[Start of Attachment]
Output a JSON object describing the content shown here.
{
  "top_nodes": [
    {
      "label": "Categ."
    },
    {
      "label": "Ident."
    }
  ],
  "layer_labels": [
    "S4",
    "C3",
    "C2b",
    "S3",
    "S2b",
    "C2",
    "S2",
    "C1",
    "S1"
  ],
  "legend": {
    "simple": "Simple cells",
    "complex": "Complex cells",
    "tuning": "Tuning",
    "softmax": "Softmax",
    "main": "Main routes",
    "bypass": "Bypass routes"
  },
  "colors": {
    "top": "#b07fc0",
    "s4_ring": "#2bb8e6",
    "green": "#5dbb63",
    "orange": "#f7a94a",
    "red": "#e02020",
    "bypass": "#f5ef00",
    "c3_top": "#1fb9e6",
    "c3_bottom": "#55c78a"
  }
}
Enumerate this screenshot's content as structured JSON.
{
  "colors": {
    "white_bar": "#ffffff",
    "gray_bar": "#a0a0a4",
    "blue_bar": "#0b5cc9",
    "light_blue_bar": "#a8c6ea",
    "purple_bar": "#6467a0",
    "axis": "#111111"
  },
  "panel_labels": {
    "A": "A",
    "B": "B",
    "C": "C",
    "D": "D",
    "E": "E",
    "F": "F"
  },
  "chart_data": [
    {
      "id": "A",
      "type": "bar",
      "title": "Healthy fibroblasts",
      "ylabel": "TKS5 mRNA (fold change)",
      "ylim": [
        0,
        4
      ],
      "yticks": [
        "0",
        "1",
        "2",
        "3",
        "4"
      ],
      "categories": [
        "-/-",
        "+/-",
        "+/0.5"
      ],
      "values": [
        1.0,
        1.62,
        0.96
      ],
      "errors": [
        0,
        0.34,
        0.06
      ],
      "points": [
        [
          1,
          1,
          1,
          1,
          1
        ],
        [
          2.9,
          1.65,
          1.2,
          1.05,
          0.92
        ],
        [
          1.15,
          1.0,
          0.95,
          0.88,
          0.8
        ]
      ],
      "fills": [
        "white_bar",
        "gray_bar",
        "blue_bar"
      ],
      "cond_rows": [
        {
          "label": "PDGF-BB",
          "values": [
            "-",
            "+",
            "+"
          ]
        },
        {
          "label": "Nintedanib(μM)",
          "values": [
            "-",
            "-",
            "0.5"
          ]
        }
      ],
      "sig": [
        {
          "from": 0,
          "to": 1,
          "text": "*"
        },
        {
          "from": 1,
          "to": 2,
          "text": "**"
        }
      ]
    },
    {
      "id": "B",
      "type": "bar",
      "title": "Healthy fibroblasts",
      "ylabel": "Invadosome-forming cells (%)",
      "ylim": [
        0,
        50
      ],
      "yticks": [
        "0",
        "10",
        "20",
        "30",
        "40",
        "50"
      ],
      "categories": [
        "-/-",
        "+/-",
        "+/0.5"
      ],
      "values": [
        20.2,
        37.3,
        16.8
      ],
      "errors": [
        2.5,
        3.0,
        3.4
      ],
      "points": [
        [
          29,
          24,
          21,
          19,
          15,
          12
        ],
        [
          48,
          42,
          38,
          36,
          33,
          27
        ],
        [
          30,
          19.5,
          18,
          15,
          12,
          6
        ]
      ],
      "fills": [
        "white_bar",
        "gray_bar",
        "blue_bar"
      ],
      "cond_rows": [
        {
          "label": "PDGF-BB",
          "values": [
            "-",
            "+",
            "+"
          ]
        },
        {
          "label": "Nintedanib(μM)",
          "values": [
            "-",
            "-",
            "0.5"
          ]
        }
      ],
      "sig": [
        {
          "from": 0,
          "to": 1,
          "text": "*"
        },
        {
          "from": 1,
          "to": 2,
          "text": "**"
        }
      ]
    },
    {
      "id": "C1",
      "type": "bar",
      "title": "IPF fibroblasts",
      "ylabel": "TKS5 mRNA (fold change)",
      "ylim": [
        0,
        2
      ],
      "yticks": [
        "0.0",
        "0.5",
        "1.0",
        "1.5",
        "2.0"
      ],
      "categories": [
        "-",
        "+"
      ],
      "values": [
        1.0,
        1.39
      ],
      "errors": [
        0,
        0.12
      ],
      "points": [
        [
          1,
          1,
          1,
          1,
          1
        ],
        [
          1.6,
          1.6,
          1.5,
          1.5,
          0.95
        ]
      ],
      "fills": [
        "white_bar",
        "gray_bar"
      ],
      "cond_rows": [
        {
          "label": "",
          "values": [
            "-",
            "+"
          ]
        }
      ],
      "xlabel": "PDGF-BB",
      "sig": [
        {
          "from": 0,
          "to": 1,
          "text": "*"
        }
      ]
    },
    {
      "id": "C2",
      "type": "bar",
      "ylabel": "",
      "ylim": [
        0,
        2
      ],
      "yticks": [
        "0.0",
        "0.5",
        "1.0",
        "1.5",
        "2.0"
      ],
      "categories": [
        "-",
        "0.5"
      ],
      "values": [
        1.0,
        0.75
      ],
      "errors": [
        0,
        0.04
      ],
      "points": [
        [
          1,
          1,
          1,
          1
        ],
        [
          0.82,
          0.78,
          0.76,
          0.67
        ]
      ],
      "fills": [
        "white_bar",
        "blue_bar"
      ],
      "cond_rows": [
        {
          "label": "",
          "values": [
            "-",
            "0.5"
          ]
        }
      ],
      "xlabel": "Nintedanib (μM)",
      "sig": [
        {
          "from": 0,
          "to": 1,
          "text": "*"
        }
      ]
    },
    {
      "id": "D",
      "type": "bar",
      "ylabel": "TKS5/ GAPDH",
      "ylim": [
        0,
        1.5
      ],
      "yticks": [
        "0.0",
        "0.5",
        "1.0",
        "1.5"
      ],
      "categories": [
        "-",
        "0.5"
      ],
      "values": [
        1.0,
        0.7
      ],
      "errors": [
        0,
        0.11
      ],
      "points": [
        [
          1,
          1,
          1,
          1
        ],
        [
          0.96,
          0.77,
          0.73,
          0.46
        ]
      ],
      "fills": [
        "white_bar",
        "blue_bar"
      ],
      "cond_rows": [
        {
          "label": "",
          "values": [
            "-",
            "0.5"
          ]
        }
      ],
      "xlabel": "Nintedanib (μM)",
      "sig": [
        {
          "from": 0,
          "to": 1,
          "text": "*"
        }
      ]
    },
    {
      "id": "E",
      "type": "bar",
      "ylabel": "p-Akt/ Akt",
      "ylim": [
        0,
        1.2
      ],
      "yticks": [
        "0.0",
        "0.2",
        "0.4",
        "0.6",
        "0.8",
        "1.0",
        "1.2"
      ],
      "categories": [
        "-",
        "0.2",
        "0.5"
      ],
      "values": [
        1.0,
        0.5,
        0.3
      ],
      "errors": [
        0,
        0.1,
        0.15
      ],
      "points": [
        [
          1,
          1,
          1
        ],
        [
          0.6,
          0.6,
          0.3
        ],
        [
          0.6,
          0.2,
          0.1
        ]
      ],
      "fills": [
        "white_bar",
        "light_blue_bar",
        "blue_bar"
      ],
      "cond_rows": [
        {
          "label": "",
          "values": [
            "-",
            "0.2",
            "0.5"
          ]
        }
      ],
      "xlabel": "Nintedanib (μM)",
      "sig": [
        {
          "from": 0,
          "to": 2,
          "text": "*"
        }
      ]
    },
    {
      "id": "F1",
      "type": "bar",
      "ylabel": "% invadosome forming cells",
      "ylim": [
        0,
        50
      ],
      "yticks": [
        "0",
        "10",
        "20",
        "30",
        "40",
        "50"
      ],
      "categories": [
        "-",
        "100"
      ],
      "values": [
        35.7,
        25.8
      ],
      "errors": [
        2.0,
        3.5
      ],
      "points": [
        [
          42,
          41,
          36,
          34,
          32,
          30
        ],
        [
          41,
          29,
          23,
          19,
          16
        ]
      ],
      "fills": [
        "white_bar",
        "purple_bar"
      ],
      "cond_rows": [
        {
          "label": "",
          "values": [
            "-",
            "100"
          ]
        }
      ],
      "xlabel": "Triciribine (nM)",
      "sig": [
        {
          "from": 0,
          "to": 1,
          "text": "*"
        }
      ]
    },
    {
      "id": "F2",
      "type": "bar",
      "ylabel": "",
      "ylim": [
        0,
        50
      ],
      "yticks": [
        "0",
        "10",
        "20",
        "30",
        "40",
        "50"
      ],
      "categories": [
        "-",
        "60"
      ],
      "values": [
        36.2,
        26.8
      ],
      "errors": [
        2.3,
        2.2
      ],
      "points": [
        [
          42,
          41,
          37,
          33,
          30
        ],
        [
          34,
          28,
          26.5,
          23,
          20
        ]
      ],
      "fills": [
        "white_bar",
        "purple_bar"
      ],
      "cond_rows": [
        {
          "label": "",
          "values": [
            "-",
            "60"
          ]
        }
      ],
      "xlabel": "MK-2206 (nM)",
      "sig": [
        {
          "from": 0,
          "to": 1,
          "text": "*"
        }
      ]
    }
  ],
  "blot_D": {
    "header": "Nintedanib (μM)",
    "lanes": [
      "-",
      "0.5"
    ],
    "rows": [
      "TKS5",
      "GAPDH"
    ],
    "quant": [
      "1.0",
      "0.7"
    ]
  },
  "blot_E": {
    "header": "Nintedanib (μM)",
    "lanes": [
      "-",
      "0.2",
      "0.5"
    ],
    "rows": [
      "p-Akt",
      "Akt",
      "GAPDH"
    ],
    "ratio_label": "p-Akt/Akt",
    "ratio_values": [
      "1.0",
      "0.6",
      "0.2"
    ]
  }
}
[End of Attachment]
Try it:
Pull each line that includes the word "JSON" out of the material above.

Result below:
Output a JSON object describing the content shown here.
Enumerate this screenshot's content as structured JSON.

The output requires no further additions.